- **Given task**
Copy each line holding the string "TradingView".

- **Dataset records**
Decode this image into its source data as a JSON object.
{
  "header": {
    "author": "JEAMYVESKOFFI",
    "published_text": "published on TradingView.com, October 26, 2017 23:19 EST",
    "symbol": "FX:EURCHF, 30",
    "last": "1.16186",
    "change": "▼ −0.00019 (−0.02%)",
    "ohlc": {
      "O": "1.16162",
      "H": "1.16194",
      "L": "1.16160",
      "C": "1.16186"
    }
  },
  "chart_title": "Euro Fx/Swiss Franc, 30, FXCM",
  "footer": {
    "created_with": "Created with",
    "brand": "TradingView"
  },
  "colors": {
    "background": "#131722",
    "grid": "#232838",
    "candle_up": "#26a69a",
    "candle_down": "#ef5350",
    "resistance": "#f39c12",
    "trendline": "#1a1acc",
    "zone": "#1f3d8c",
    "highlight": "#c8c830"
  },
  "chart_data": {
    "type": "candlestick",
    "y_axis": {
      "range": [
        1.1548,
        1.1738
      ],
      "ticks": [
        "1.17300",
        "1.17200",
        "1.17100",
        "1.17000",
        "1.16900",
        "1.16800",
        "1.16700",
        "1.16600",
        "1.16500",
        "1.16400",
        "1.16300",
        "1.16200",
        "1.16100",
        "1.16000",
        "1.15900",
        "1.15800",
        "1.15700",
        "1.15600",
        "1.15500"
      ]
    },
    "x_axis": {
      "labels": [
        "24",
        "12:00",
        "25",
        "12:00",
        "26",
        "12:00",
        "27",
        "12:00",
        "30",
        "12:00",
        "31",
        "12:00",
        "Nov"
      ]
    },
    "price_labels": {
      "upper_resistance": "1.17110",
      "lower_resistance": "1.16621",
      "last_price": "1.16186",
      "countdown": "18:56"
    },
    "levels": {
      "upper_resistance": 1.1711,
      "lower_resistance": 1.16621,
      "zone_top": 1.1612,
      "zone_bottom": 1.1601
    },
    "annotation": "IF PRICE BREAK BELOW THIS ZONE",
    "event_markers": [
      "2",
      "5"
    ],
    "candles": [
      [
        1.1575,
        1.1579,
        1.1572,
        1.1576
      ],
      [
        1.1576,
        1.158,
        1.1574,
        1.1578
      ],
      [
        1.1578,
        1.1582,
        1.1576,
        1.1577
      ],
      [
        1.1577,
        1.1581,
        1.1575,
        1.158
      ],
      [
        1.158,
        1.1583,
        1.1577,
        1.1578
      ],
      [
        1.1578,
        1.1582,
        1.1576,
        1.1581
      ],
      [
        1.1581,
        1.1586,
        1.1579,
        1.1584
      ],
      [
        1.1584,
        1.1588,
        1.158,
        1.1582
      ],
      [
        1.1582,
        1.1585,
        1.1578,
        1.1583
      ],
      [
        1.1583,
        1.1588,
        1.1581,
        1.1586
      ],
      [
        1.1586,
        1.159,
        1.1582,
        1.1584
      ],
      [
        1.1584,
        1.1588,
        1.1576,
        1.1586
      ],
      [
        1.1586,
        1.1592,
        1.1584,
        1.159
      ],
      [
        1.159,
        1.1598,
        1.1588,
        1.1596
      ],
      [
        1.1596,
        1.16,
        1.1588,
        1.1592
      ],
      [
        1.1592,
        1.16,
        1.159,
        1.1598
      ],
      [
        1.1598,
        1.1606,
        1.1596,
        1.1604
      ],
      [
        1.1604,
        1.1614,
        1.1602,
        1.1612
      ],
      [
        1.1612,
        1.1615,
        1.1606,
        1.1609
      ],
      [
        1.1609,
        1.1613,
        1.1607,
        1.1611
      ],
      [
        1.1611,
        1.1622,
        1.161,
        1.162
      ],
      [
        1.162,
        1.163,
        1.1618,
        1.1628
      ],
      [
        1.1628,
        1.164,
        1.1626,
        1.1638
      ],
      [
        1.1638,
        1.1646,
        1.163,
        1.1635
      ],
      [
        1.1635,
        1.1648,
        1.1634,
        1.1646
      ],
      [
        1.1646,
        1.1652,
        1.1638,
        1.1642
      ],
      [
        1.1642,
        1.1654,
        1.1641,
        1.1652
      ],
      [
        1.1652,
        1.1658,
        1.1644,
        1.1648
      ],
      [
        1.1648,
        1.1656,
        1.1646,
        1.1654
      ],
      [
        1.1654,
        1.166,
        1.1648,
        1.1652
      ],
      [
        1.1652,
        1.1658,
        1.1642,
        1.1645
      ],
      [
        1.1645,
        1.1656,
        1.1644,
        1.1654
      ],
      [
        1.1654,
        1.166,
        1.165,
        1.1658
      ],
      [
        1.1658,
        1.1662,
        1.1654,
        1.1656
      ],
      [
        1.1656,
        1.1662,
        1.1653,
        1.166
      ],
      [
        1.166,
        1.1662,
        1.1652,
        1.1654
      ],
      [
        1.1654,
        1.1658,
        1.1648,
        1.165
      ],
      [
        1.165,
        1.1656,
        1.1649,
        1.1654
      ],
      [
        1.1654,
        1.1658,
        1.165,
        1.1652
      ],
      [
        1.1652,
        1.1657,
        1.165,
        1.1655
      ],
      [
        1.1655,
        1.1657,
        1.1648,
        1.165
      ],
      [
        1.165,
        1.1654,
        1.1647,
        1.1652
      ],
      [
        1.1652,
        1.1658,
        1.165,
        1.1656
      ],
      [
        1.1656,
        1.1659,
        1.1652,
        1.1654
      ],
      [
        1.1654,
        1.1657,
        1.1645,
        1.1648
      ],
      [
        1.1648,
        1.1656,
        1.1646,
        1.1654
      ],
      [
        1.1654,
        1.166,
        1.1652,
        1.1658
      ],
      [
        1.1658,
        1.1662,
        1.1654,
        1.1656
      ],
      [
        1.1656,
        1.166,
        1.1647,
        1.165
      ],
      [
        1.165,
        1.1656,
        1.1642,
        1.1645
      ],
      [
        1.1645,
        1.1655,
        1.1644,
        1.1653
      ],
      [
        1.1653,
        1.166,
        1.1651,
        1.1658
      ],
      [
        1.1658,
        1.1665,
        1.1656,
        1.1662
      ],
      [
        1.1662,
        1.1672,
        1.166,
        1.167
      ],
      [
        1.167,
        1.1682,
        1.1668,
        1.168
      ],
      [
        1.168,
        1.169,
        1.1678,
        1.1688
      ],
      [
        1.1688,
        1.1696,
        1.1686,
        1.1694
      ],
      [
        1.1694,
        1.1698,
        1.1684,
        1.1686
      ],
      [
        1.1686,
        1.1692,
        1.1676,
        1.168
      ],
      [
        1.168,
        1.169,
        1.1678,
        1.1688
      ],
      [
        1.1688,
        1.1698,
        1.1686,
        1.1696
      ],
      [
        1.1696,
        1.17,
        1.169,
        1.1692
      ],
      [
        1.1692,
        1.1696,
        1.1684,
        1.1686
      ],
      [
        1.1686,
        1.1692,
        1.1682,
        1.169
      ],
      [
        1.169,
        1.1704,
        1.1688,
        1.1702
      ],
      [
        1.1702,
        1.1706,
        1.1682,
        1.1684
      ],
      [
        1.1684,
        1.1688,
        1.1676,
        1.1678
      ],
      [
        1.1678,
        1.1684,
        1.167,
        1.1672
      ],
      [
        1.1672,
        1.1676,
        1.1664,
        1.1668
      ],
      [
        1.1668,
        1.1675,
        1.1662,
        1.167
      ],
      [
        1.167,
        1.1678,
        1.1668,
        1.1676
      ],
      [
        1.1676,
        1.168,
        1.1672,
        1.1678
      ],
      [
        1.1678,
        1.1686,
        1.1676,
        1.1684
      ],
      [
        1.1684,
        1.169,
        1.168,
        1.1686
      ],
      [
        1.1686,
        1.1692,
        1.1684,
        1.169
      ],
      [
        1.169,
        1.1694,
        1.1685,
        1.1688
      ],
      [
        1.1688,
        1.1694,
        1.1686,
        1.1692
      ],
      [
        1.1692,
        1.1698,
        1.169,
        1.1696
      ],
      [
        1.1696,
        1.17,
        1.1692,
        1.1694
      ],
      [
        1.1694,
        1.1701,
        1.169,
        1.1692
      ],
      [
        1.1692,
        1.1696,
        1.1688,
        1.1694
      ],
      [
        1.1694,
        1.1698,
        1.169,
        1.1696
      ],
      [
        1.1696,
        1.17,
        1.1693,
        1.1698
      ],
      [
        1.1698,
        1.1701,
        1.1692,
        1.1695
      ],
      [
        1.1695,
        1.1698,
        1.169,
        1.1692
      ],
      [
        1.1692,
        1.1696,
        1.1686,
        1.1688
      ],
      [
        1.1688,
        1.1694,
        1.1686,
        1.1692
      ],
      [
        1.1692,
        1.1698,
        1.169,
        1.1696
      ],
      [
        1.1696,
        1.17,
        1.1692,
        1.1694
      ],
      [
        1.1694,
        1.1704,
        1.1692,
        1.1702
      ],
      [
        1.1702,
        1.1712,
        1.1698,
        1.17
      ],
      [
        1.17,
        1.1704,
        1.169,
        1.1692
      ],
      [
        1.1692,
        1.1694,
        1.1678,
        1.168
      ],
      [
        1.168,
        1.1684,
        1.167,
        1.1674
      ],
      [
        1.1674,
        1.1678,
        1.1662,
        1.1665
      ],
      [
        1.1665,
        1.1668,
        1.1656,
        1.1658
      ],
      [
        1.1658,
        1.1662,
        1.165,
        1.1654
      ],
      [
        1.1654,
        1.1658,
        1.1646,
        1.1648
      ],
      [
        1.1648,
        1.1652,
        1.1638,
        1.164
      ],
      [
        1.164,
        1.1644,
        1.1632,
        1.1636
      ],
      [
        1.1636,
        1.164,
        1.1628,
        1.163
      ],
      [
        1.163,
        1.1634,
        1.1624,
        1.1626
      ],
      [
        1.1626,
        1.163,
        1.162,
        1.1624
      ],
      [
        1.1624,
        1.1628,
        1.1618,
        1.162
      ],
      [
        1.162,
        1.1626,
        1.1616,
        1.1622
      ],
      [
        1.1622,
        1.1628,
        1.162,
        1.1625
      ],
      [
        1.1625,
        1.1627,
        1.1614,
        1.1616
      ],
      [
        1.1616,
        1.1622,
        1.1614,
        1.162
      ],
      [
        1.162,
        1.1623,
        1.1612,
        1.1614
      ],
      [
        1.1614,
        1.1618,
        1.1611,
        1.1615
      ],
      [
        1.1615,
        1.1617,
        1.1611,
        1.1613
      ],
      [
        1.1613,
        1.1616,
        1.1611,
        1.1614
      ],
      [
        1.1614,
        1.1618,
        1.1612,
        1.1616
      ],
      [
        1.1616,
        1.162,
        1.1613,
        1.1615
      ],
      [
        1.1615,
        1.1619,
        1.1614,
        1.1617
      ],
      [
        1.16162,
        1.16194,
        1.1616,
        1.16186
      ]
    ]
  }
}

- **Solution below**
    "published_text": "published on TradingView.com, October 26, 2017 23:19 EST",
    "brand": "TradingView"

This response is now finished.